─── Given entries ───

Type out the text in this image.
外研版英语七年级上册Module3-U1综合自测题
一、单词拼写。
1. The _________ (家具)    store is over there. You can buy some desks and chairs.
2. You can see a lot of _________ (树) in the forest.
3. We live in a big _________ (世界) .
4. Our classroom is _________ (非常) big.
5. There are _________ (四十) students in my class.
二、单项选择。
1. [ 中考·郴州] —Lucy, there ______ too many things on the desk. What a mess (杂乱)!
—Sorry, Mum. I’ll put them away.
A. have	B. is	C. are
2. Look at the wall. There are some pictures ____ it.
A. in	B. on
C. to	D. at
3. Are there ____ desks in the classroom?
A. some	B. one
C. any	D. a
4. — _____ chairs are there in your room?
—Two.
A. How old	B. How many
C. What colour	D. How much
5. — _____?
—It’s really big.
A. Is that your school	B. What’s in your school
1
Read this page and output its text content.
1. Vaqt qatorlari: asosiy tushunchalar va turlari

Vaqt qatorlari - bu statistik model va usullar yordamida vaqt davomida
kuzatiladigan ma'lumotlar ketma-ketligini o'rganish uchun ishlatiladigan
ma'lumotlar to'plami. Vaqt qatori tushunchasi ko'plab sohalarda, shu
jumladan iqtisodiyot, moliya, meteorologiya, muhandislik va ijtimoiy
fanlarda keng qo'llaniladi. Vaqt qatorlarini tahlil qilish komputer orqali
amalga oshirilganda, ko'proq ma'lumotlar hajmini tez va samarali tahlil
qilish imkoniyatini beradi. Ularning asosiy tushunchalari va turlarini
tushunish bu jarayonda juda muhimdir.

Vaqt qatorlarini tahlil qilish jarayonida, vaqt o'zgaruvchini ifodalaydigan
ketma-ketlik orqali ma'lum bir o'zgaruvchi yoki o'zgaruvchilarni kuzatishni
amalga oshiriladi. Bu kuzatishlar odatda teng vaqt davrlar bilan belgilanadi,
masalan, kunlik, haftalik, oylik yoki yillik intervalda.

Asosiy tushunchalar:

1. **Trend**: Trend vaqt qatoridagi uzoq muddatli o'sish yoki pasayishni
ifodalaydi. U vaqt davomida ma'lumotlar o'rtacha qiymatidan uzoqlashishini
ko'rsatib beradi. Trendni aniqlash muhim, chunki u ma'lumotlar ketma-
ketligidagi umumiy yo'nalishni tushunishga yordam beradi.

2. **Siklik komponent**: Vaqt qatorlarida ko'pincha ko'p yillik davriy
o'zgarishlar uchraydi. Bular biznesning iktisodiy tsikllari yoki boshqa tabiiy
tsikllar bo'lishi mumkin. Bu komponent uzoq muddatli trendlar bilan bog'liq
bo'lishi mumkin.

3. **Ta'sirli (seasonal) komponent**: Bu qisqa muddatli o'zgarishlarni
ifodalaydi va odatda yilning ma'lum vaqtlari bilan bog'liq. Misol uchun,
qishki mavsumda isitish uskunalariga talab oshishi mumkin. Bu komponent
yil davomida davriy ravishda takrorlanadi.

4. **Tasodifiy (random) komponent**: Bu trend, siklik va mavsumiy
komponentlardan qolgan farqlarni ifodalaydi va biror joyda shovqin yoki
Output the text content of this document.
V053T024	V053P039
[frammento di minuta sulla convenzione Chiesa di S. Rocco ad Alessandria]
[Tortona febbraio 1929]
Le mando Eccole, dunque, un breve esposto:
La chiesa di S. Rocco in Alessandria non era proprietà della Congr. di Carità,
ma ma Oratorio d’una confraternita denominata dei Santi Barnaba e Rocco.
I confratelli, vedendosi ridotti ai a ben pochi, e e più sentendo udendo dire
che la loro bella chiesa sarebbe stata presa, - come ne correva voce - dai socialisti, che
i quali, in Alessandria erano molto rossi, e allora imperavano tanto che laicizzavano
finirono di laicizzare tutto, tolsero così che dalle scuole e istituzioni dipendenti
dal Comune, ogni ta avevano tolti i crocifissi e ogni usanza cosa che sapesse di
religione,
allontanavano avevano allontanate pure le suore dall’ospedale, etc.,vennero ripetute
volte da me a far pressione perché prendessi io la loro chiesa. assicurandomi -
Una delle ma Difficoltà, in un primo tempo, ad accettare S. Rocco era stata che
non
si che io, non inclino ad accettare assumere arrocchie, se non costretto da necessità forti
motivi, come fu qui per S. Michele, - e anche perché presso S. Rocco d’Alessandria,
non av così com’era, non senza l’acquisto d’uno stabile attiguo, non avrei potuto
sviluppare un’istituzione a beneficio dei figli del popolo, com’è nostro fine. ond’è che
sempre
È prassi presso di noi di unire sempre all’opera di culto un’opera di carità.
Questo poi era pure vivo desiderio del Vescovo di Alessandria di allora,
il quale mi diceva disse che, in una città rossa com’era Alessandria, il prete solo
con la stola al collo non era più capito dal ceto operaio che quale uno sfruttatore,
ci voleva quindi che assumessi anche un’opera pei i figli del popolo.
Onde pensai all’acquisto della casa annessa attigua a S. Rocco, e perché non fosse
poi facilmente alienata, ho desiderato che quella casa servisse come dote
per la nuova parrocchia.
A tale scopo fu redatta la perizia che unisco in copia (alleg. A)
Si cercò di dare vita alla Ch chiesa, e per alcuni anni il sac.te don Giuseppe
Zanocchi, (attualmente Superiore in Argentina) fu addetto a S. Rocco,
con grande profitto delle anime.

───

**Problem to work on:**
Pull out each line holding the string "pure".

**The output:**
allontanavano avevano allontanate pure le suore dall’ospedale, etc.,vennero ripetute
Questo poi era pure vivo desiderio del Vescovo di Alessandria di allora,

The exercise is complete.